* SHORT EXERCISE *
Pictures don't belong in the copy; print all the records exactly.

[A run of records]
______
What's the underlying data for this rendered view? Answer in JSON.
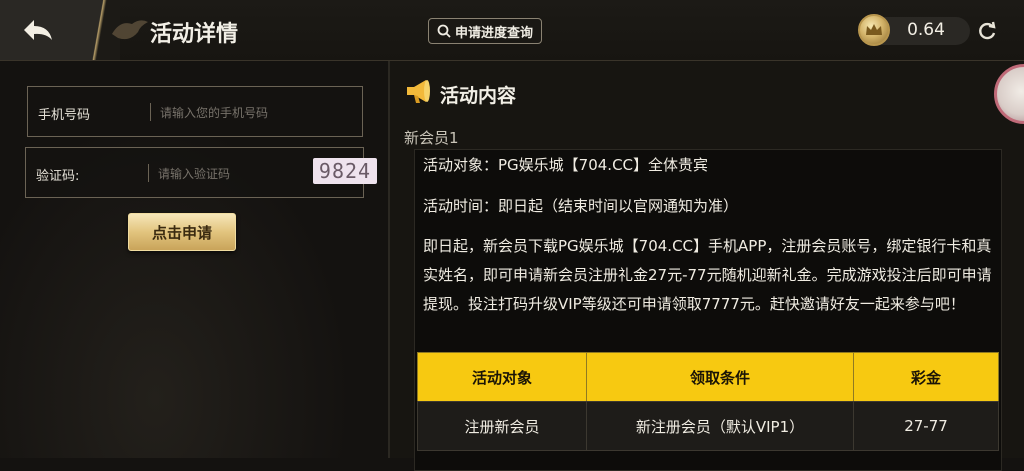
{
  "header": {
    "title": "活动详情",
    "progress_query_label": "申请进度查询",
    "balance": "0.64"
  },
  "form": {
    "phone_label": "手机号码",
    "phone_placeholder": "请输入您的手机号码",
    "code_label": "验证码:",
    "code_placeholder": "请输入验证码",
    "captcha": "9824",
    "apply_label": "点击申请"
  },
  "content": {
    "section_title": "活动内容",
    "subsection": "新会员1",
    "target_line": "活动对象：PG娱乐城【704.CC】全体贵宾",
    "time_line": "活动时间：即日起（结束时间以官网通知为准）",
    "description": "即日起，新会员下载PG娱乐城【704.CC】手机APP，注册会员账号，绑定银行卡和真实姓名，即可申请新会员注册礼金27元-77元随机迎新礼金。完成游戏投注后即可申请提现。投注打码升级VIP等级还可申请领取7777元。赶快邀请好友一起来参与吧！"
  },
  "table": {
    "headers": [
      "活动对象",
      "领取条件",
      "彩金"
    ],
    "rows": [
      [
        "注册新会员",
        "新注册会员（默认VIP1）",
        "27-77"
      ]
    ]
  },
  "colors": {
    "accent_gold": "#f7c911",
    "background": "#141210"
  },
  "icons": [
    "back-arrow-icon",
    "search-icon",
    "coin-crown-icon",
    "refresh-icon",
    "megaphone-icon"
  ]
}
______
* SOLUTION TO THIS TASK *
What's the underlying data for this rendered view? Answer in JSON.
{
  "header": {
    "title": "活动详情",
    "progress_query_label": "申请进度查询",
    "balance": "0.64"
  },
  "form": {
    "phone_label": "手机号码",
    "phone_placeholder": "请输入您的手机号码",
    "code_label": "验证码:",
    "code_placeholder": "请输入验证码",
    "captcha": "9824",
    "apply_label": "点击申请"
  },
  "content": {
    "section_title": "活动内容",
    "subsection": "新会员1",
    "target_line": "活动对象：PG娱乐城【704.CC】全体贵宾",
    "time_line": "活动时间：即日起（结束时间以官网通知为准）",
    "description": "即日起，新会员下载PG娱乐城【704.CC】手机APP，注册会员账号，绑定银行卡和真实姓名，即可申请新会员注册礼金27元-77元随机迎新礼金。完成游戏投注后即可申请提现。投注打码升级VIP等级还可申请领取7777元。赶快邀请好友一起来参与吧！"
  },
  "table": {
    "headers": [
      "活动对象",
      "领取条件",
      "彩金"
    ],
    "rows": [
      [
        "注册新会员",
        "新注册会员（默认VIP1）",
        "27-77"
      ]
    ]
  },
  "colors": {
    "accent_gold": "#f7c911",
    "background": "#141210"
  },
  "icons": [
    "back-arrow-icon",
    "search-icon",
    "coin-crown-icon",
    "refresh-icon",
    "megaphone-icon"
  ]
}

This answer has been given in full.